__What you need to do__
Can all of these lines be returned exactly?

__Records__
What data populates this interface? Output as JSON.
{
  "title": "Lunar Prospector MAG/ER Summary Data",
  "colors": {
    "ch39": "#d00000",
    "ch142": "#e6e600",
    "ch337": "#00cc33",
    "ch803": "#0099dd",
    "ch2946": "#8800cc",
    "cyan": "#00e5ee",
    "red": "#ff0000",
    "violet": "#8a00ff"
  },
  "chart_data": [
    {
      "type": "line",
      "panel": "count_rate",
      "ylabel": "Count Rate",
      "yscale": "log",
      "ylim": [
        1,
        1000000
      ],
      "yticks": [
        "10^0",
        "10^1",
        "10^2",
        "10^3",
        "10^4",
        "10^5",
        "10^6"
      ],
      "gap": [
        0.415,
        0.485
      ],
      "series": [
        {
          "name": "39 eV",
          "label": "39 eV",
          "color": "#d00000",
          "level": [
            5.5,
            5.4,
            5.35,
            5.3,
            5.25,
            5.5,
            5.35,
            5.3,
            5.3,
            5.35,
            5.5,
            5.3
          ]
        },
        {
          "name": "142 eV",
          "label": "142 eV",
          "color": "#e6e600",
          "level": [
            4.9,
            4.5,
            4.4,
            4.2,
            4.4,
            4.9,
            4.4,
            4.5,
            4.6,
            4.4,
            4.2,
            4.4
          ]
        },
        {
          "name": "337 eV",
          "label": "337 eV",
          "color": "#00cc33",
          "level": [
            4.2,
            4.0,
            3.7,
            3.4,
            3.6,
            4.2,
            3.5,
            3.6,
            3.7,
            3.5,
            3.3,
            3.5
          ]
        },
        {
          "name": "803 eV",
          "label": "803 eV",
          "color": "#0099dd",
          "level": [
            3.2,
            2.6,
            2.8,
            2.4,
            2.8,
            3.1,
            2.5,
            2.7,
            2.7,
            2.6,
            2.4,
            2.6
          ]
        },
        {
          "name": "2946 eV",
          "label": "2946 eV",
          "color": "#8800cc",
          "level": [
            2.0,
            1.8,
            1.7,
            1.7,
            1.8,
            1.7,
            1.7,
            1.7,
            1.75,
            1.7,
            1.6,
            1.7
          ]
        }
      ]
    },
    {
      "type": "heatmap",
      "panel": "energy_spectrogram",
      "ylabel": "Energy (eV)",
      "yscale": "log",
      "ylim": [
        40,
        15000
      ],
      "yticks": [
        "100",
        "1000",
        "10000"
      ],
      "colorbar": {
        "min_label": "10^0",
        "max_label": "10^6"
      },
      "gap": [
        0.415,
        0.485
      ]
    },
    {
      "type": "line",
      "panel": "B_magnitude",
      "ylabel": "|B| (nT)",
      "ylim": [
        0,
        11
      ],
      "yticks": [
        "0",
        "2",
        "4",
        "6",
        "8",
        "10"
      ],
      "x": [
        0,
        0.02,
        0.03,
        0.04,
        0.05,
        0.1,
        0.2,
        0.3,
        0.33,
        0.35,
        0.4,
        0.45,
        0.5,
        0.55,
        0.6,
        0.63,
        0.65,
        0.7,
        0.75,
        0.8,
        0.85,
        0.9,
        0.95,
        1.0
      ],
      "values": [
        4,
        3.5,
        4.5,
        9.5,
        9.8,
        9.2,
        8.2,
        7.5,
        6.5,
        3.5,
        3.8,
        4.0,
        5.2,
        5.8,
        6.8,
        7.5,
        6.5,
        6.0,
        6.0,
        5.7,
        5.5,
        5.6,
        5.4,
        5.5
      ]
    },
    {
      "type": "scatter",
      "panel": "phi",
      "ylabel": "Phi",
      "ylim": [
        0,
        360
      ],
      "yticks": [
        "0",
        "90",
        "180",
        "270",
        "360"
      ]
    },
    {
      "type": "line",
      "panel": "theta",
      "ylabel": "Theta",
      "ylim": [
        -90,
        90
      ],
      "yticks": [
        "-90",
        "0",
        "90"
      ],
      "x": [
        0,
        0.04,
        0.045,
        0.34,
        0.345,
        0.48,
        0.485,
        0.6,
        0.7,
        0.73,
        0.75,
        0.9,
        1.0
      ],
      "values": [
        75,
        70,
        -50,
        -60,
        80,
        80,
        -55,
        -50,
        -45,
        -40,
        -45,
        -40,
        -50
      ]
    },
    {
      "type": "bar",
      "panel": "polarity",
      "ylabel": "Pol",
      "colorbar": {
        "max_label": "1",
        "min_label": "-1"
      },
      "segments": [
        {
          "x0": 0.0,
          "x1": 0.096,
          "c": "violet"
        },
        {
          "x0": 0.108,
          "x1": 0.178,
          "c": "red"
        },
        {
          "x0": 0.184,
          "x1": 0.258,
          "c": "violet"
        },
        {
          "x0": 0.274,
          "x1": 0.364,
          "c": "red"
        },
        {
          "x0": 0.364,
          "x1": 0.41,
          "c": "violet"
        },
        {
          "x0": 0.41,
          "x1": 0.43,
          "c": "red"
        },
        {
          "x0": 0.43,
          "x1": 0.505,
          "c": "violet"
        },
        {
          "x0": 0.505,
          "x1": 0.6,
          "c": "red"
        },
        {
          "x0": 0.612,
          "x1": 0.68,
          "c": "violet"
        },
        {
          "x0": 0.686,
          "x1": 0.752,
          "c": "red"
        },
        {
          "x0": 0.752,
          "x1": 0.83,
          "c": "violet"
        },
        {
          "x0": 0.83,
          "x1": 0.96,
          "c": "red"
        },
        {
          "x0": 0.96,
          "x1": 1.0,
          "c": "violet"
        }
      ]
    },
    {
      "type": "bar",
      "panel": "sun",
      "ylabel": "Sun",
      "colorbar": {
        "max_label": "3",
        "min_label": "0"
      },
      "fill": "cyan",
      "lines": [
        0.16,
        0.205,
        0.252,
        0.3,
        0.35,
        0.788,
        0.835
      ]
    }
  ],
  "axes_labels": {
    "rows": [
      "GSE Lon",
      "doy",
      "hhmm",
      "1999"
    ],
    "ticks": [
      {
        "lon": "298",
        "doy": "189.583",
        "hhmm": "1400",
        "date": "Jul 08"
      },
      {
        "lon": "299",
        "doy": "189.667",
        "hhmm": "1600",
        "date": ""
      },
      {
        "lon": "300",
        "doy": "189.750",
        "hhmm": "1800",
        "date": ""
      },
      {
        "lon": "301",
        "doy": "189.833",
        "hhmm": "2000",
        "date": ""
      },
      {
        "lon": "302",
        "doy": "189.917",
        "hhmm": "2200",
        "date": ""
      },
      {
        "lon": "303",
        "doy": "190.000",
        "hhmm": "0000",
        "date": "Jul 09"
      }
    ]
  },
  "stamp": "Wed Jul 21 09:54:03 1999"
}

__Answer to this problem__
What data populates this interface? Output as JSON.
{
  "title": "Lunar Prospector MAG/ER Summary Data",
  "colors": {
    "ch39": "#d00000",
    "ch142": "#e6e600",
    "ch337": "#00cc33",
    "ch803": "#0099dd",
    "ch2946": "#8800cc",
    "cyan": "#00e5ee",
    "red": "#ff0000",
    "violet": "#8a00ff"
  },
  "chart_data": [
    {
      "type": "line",
      "panel": "count_rate",
      "ylabel": "Count Rate",
      "yscale": "log",
      "ylim": [
        1,
        1000000
      ],
      "yticks": [
        "10^0",
        "10^1",
        "10^2",
        "10^3",
        "10^4",
        "10^5",
        "10^6"
      ],
      "gap": [
        0.415,
        0.485
      ],
      "series": [
        {
          "name": "39 eV",
          "label": "39 eV",
          "color": "#d00000",
          "level": [
            5.5,
            5.4,
            5.35,
            5.3,
            5.25,
            5.5,
            5.35,
            5.3,
            5.3,
            5.35,
            5.5,
            5.3
          ]
        },
        {
          "name": "142 eV",
          "label": "142 eV",
          "color": "#e6e600",
          "level": [
            4.9,
            4.5,
            4.4,
            4.2,
            4.4,
            4.9,
            4.4,
            4.5,
            4.6,
            4.4,
            4.2,
            4.4
          ]
        },
        {
          "name": "337 eV",
          "label": "337 eV",
          "color": "#00cc33",
          "level": [
            4.2,
            4.0,
            3.7,
            3.4,
            3.6,
            4.2,
            3.5,
            3.6,
            3.7,
            3.5,
            3.3,
            3.5
          ]
        },
        {
          "name": "803 eV",
          "label": "803 eV",
          "color": "#0099dd",
          "level": [
            3.2,
            2.6,
            2.8,
            2.4,
            2.8,
            3.1,
            2.5,
            2.7,
            2.7,
            2.6,
            2.4,
            2.6
          ]
        },
        {
          "name": "2946 eV",
          "label": "2946 eV",
          "color": "#8800cc",
          "level": [
            2.0,
            1.8,
            1.7,
            1.7,
            1.8,
            1.7,
            1.7,
            1.7,
            1.75,
            1.7,
            1.6,
            1.7
          ]
        }
      ]
    },
    {
      "type": "heatmap",
      "panel": "energy_spectrogram",
      "ylabel": "Energy (eV)",
      "yscale": "log",
      "ylim": [
        40,
        15000
      ],
      "yticks": [
        "100",
        "1000",
        "10000"
      ],
      "colorbar": {
        "min_label": "10^0",
        "max_label": "10^6"
      },
      "gap": [
        0.415,
        0.485
      ]
    },
    {
      "type": "line",
      "panel": "B_magnitude",
      "ylabel": "|B| (nT)",
      "ylim": [
        0,
        11
      ],
      "yticks": [
        "0",
        "2",
        "4",
        "6",
        "8",
        "10"
      ],
      "x": [
        0,
        0.02,
        0.03,
        0.04,
        0.05,
        0.1,
        0.2,
        0.3,
        0.33,
        0.35,
        0.4,
        0.45,
        0.5,
        0.55,
        0.6,
        0.63,
        0.65,
        0.7,
        0.75,
        0.8,
        0.85,
        0.9,
        0.95,
        1.0
      ],
      "values": [
        4,
        3.5,
        4.5,
        9.5,
        9.8,
        9.2,
        8.2,
        7.5,
        6.5,
        3.5,
        3.8,
        4.0,
        5.2,
        5.8,
        6.8,
        7.5,
        6.5,
        6.0,
        6.0,
        5.7,
        5.5,
        5.6,
        5.4,
        5.5
      ]
    },
    {
      "type": "scatter",
      "panel": "phi",
      "ylabel": "Phi",
      "ylim": [
        0,
        360
      ],
      "yticks": [
        "0",
        "90",
        "180",
        "270",
        "360"
      ]
    },
    {
      "type": "line",
      "panel": "theta",
      "ylabel": "Theta",
      "ylim": [
        -90,
        90
      ],
      "yticks": [
        "-90",
        "0",
        "90"
      ],
      "x": [
        0,
        0.04,
        0.045,
        0.34,
        0.345,
        0.48,
        0.485,
        0.6,
        0.7,
        0.73,
        0.75,
        0.9,
        1.0
      ],
      "values": [
        75,
        70,
        -50,
        -60,
        80,
        80,
        -55,
        -50,
        -45,
        -40,
        -45,
        -40,
        -50
      ]
    },
    {
      "type": "bar",
      "panel": "polarity",
      "ylabel": "Pol",
      "colorbar": {
        "max_label": "1",
        "min_label": "-1"
      },
      "segments": [
        {
          "x0": 0.0,
          "x1": 0.096,
          "c": "violet"
        },
        {
          "x0": 0.108,
          "x1": 0.178,
          "c": "red"
        },
        {
          "x0": 0.184,
          "x1": 0.258,
          "c": "violet"
        },
        {
          "x0": 0.274,
          "x1": 0.364,
          "c": "red"
        },
        {
          "x0": 0.364,
          "x1": 0.41,
          "c": "violet"
        },
        {
          "x0": 0.41,
          "x1": 0.43,
          "c": "red"
        },
        {
          "x0": 0.43,
          "x1": 0.505,
          "c": "violet"
        },
        {
          "x0": 0.505,
          "x1": 0.6,
          "c": "red"
        },
        {
          "x0": 0.612,
          "x1": 0.68,
          "c": "violet"
        },
        {
          "x0": 0.686,
          "x1": 0.752,
          "c": "red"
        },
        {
          "x0": 0.752,
          "x1": 0.83,
          "c": "violet"
        },
        {
          "x0": 0.83,
          "x1": 0.96,
          "c": "red"
        },
        {
          "x0": 0.96,
          "x1": 1.0,
          "c": "violet"
        }
      ]
    },
    {
      "type": "bar",
      "panel": "sun",
      "ylabel": "Sun",
      "colorbar": {
        "max_label": "3",
        "min_label": "0"
      },
      "fill": "cyan",
      "lines": [
        0.16,
        0.205,
        0.252,
        0.3,
        0.35,
        0.788,
        0.835
      ]
    }
  ],
  "axes_labels": {
    "rows": [
      "GSE Lon",
      "doy",
      "hhmm",
      "1999"
    ],
    "ticks": [
      {
        "lon": "298",
        "doy": "189.583",
        "hhmm": "1400",
        "date": "Jul 08"
      },
      {
        "lon": "299",
        "doy": "189.667",
        "hhmm": "1600",
        "date": ""
      },
      {
        "lon": "300",
        "doy": "189.750",
        "hhmm": "1800",
        "date": ""
      },
      {
        "lon": "301",
        "doy": "189.833",
        "hhmm": "2000",
        "date": ""
      },
      {
        "lon": "302",
        "doy": "189.917",
        "hhmm": "2200",
        "date": ""
      },
      {
        "lon": "303",
        "doy": "190.000",
        "hhmm": "0000",
        "date": "Jul 09"
      }
    ]
  },
  "stamp": "Wed Jul 21 09:54:03 1999"
}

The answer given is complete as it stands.